_RECORDS PROVIDED_
****
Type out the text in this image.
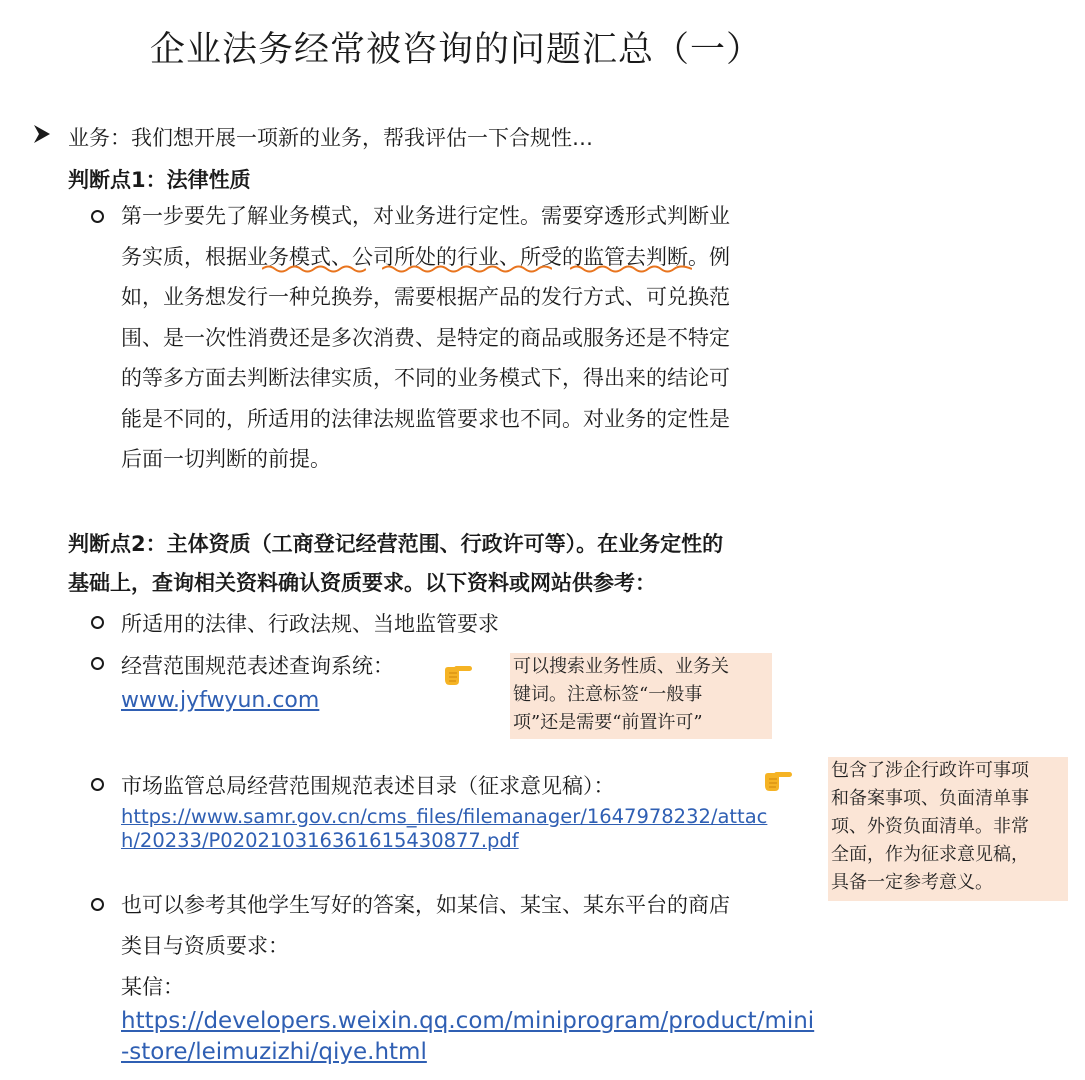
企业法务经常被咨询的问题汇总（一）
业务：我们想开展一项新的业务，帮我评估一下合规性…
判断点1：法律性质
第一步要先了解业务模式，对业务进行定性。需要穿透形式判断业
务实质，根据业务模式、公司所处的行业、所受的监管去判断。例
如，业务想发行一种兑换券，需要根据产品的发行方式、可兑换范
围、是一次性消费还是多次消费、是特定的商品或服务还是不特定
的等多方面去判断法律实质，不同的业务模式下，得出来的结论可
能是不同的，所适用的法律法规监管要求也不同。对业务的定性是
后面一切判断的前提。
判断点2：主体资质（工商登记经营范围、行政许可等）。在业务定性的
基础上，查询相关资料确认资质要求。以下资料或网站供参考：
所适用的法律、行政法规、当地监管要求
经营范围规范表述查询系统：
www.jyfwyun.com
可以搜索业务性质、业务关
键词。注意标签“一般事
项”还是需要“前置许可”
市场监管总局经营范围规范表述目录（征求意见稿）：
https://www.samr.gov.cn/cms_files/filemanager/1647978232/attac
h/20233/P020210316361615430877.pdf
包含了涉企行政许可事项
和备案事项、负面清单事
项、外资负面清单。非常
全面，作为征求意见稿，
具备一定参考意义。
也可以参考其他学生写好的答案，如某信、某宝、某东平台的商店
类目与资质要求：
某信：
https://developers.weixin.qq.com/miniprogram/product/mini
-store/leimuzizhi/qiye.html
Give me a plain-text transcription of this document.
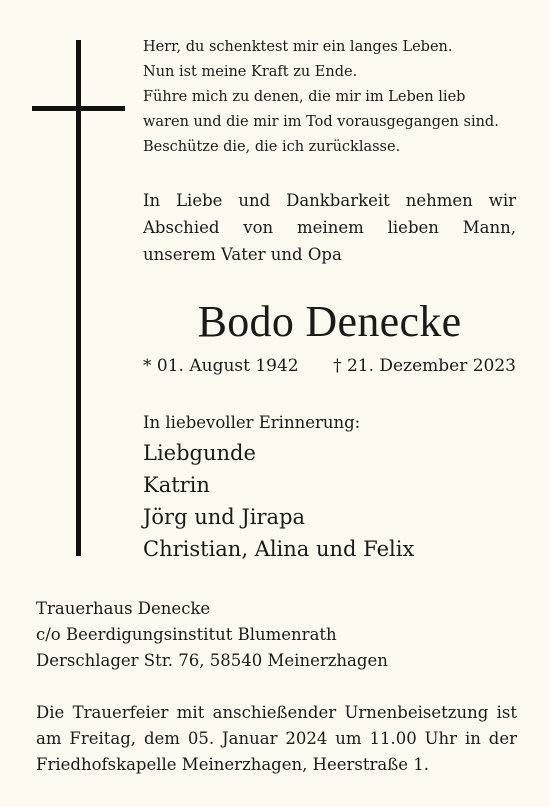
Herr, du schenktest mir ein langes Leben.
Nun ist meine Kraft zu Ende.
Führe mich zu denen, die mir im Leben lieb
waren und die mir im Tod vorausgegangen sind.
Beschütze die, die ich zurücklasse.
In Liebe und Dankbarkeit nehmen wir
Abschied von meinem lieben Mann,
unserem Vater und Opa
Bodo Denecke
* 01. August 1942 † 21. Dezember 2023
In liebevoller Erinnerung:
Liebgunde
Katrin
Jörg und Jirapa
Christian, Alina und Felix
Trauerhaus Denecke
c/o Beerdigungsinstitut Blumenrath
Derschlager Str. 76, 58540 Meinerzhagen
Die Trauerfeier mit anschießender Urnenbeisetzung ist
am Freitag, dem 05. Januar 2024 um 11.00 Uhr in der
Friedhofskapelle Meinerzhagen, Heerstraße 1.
****
_TO BE DONE_
Locate all lines that include the word "text" and copy them out.

_WORKED SOLUTION_
Type out the text in this image.
Give me a plain-text transcription of this document.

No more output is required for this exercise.